__SET EXERCISE__. Your task is to copy every record exactly.

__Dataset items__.

===============

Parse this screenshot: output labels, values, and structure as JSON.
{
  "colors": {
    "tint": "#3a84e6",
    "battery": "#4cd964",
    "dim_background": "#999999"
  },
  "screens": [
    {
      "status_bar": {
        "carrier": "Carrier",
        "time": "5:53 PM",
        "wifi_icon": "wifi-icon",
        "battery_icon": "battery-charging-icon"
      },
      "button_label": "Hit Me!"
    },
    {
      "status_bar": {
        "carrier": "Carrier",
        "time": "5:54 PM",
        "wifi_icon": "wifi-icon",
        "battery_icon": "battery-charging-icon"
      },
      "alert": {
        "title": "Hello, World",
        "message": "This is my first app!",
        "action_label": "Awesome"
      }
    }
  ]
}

===============

__WRITTEN RESPONSE__.
Parse this screenshot: output labels, values, and structure as JSON.
{
  "colors": {
    "tint": "#3a84e6",
    "battery": "#4cd964",
    "dim_background": "#999999"
  },
  "screens": [
    {
      "status_bar": {
        "carrier": "Carrier",
        "time": "5:53 PM",
        "wifi_icon": "wifi-icon",
        "battery_icon": "battery-charging-icon"
      },
      "button_label": "Hit Me!"
    },
    {
      "status_bar": {
        "carrier": "Carrier",
        "time": "5:54 PM",
        "wifi_icon": "wifi-icon",
        "battery_icon": "battery-charging-icon"
      },
      "alert": {
        "title": "Hello, World",
        "message": "This is my first app!",
        "action_label": "Awesome"
      }
    }
  ]
}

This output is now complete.